── Data supplied

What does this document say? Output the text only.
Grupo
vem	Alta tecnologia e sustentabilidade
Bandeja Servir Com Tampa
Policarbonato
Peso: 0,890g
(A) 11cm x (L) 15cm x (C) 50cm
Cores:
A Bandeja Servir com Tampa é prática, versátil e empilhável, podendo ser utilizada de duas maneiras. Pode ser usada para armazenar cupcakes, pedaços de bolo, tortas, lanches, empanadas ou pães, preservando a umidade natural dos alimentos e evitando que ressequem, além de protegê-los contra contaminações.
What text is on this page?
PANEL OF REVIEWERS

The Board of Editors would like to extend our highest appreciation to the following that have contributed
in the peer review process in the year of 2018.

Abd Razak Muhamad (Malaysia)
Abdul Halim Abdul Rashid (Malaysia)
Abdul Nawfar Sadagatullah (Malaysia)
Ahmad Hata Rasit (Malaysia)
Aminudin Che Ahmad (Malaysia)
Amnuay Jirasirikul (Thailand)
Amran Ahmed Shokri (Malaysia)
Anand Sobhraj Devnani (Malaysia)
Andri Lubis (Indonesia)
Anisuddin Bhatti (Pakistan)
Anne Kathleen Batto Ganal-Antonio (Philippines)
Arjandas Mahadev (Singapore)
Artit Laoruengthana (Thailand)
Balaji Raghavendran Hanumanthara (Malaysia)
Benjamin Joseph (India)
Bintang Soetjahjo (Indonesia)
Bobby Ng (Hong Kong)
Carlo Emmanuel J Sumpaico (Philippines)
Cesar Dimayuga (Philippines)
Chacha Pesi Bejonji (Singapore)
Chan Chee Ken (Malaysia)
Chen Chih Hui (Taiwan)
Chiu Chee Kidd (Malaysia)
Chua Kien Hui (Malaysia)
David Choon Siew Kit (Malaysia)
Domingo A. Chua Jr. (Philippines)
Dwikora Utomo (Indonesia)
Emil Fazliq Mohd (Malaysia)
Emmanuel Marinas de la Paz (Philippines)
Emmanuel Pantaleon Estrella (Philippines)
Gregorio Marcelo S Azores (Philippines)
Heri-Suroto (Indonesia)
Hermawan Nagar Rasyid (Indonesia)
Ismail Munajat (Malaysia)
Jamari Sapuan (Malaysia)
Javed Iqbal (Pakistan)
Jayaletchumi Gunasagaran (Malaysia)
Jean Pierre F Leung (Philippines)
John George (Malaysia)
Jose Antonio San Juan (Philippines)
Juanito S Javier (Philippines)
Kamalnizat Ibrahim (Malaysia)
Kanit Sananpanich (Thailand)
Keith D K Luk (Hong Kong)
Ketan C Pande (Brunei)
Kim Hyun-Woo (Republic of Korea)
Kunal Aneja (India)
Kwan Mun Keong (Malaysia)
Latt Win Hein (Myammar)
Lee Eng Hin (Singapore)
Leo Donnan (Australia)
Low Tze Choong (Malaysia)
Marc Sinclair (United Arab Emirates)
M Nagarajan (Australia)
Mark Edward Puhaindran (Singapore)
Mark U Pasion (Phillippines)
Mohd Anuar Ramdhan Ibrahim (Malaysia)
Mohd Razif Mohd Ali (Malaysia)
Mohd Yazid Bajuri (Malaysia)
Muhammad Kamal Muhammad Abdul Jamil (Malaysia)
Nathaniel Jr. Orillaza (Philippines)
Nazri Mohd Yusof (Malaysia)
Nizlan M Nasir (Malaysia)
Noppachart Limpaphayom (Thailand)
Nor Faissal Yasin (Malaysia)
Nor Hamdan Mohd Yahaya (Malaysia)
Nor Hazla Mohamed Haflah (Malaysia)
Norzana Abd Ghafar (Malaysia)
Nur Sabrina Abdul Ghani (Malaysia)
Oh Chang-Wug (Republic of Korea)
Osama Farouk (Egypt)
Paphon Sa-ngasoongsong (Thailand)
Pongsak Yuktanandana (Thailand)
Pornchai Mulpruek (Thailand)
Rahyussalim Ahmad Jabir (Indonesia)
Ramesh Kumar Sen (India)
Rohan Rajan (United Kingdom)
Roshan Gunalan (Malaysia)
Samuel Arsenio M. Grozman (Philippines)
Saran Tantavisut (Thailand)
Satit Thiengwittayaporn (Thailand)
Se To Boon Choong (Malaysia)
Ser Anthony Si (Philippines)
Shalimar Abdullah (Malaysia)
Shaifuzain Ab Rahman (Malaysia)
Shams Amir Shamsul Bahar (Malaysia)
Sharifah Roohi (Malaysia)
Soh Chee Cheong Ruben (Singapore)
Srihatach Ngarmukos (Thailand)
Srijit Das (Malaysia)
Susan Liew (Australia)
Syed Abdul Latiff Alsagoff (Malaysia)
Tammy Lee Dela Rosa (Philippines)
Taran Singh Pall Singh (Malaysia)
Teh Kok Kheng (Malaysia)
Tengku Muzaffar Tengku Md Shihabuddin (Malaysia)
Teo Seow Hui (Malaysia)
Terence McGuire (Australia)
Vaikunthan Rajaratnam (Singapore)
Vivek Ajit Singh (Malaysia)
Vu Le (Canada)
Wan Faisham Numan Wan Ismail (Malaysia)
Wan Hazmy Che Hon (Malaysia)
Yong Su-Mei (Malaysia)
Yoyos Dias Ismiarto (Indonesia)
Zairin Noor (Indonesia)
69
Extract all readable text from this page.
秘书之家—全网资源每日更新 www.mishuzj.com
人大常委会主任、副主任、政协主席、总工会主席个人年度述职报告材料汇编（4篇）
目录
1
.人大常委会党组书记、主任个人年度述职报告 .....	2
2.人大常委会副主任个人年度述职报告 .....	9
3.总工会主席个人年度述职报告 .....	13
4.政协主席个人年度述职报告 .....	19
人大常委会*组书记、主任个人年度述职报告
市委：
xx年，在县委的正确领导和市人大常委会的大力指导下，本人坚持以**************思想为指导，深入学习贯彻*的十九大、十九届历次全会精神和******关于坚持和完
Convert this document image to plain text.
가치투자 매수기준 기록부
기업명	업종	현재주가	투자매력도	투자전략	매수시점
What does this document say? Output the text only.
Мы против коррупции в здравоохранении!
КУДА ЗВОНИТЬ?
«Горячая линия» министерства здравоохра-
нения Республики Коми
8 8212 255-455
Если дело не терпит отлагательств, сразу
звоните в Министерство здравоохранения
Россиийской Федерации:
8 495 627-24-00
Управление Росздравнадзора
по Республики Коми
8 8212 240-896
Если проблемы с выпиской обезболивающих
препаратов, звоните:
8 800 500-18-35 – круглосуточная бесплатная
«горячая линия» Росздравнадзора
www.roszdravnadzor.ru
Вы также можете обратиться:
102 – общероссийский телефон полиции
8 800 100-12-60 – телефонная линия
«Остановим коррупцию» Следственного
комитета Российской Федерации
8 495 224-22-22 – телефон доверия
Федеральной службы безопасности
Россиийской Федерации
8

────

The task:
Take the listing above and write it out again exactly.

Output below:
What does this document say? Output the text only.
Grupo
vem	Alta tecnologia e sustentabilidade
Bandeja Servir Com Tampa
Policarbonato
Peso: 0,890g
(A) 11cm x (L) 15cm x (C) 50cm
Cores:
A Bandeja Servir com Tampa é prática, versátil e empilhável, podendo ser utilizada de duas maneiras. Pode ser usada para armazenar cupcakes, pedaços de bolo, tortas, lanches, empanadas ou pães, preservando a umidade natural dos alimentos e evitando que ressequem, além de protegê-los contra contaminações.
What text is on this page?
PANEL OF REVIEWERS

The Board of Editors would like to extend our highest appreciation to the following that have contributed
in the peer review process in the year of 2018.

Abd Razak Muhamad (Malaysia)
Abdul Halim Abdul Rashid (Malaysia)
Abdul Nawfar Sadagatullah (Malaysia)
Ahmad Hata Rasit (Malaysia)
Aminudin Che Ahmad (Malaysia)
Amnuay Jirasirikul (Thailand)
Amran Ahmed Shokri (Malaysia)
Anand Sobhraj Devnani (Malaysia)
Andri Lubis (Indonesia)
Anisuddin Bhatti (Pakistan)
Anne Kathleen Batto Ganal-Antonio (Philippines)
Arjandas Mahadev (Singapore)
Artit Laoruengthana (Thailand)
Balaji Raghavendran Hanumanthara (Malaysia)
Benjamin Joseph (India)
Bintang Soetjahjo (Indonesia)
Bobby Ng (Hong Kong)
Carlo Emmanuel J Sumpaico (Philippines)
Cesar Dimayuga (Philippines)
Chacha Pesi Bejonji (Singapore)
Chan Chee Ken (Malaysia)
Chen Chih Hui (Taiwan)
Chiu Chee Kidd (Malaysia)
Chua Kien Hui (Malaysia)
David Choon Siew Kit (Malaysia)
Domingo A. Chua Jr. (Philippines)
Dwikora Utomo (Indonesia)
Emil Fazliq Mohd (Malaysia)
Emmanuel Marinas de la Paz (Philippines)
Emmanuel Pantaleon Estrella (Philippines)
Gregorio Marcelo S Azores (Philippines)
Heri-Suroto (Indonesia)
Hermawan Nagar Rasyid (Indonesia)
Ismail Munajat (Malaysia)
Jamari Sapuan (Malaysia)
Javed Iqbal (Pakistan)
Jayaletchumi Gunasagaran (Malaysia)
Jean Pierre F Leung (Philippines)
John George (Malaysia)
Jose Antonio San Juan (Philippines)
Juanito S Javier (Philippines)
Kamalnizat Ibrahim (Malaysia)
Kanit Sananpanich (Thailand)
Keith D K Luk (Hong Kong)
Ketan C Pande (Brunei)
Kim Hyun-Woo (Republic of Korea)
Kunal Aneja (India)
Kwan Mun Keong (Malaysia)
Latt Win Hein (Myammar)
Lee Eng Hin (Singapore)
Leo Donnan (Australia)
Low Tze Choong (Malaysia)
Marc Sinclair (United Arab Emirates)
M Nagarajan (Australia)
Mark Edward Puhaindran (Singapore)
Mark U Pasion (Phillippines)
Mohd Anuar Ramdhan Ibrahim (Malaysia)
Mohd Razif Mohd Ali (Malaysia)
Mohd Yazid Bajuri (Malaysia)
Muhammad Kamal Muhammad Abdul Jamil (Malaysia)
Nathaniel Jr. Orillaza (Philippines)
Nazri Mohd Yusof (Malaysia)
Nizlan M Nasir (Malaysia)
Noppachart Limpaphayom (Thailand)
Nor Faissal Yasin (Malaysia)
Nor Hamdan Mohd Yahaya (Malaysia)
Nor Hazla Mohamed Haflah (Malaysia)
Norzana Abd Ghafar (Malaysia)
Nur Sabrina Abdul Ghani (Malaysia)
Oh Chang-Wug (Republic of Korea)
Osama Farouk (Egypt)
Paphon Sa-ngasoongsong (Thailand)
Pongsak Yuktanandana (Thailand)
Pornchai Mulpruek (Thailand)
Rahyussalim Ahmad Jabir (Indonesia)
Ramesh Kumar Sen (India)
Rohan Rajan (United Kingdom)
Roshan Gunalan (Malaysia)
Samuel Arsenio M. Grozman (Philippines)
Saran Tantavisut (Thailand)
Satit Thiengwittayaporn (Thailand)
Se To Boon Choong (Malaysia)
Ser Anthony Si (Philippines)
Shalimar Abdullah (Malaysia)
Shaifuzain Ab Rahman (Malaysia)
Shams Amir Shamsul Bahar (Malaysia)
Sharifah Roohi (Malaysia)
Soh Chee Cheong Ruben (Singapore)
Srihatach Ngarmukos (Thailand)
Srijit Das (Malaysia)
Susan Liew (Australia)
Syed Abdul Latiff Alsagoff (Malaysia)
Tammy Lee Dela Rosa (Philippines)
Taran Singh Pall Singh (Malaysia)
Teh Kok Kheng (Malaysia)
Tengku Muzaffar Tengku Md Shihabuddin (Malaysia)
Teo Seow Hui (Malaysia)
Terence McGuire (Australia)
Vaikunthan Rajaratnam (Singapore)
Vivek Ajit Singh (Malaysia)
Vu Le (Canada)
Wan Faisham Numan Wan Ismail (Malaysia)
Wan Hazmy Che Hon (Malaysia)
Yong Su-Mei (Malaysia)
Yoyos Dias Ismiarto (Indonesia)
Zairin Noor (Indonesia)
69
Extract all readable text from this page.
秘书之家—全网资源每日更新 www.mishuzj.com
人大常委会主任、副主任、政协主席、总工会主席个人年度述职报告材料汇编（4篇）
目录
1
.人大常委会党组书记、主任个人年度述职报告 .....	2
2.人大常委会副主任个人年度述职报告 .....	9
3.总工会主席个人年度述职报告 .....	13
4.政协主席个人年度述职报告 .....	19
人大常委会*组书记、主任个人年度述职报告
市委：
xx年，在县委的正确领导和市人大常委会的大力指导下，本人坚持以**************思想为指导，深入学习贯彻*的十九大、十九届历次全会精神和******关于坚持和完
Convert this document image to plain text.
가치투자 매수기준 기록부
기업명	업종	현재주가	투자매력도	투자전략	매수시점
What does this document say? Output the text only.
Мы против коррупции в здравоохранении!
КУДА ЗВОНИТЬ?
«Горячая линия» министерства здравоохра-
нения Республики Коми
8 8212 255-455
Если дело не терпит отлагательств, сразу
звоните в Министерство здравоохранения
Россиийской Федерации:
8 495 627-24-00
Управление Росздравнадзора
по Республики Коми
8 8212 240-896
Если проблемы с выпиской обезболивающих
препаратов, звоните:
8 800 500-18-35 – круглосуточная бесплатная
«горячая линия» Росздравнадзора
www.roszdravnadzor.ru
Вы также можете обратиться:
102 – общероссийский телефон полиции
8 800 100-12-60 – телефонная линия
«Остановим коррупцию» Следственного
комитета Российской Федерации
8 495 224-22-22 – телефон доверия
Федеральной службы безопасности
Россиийской Федерации
8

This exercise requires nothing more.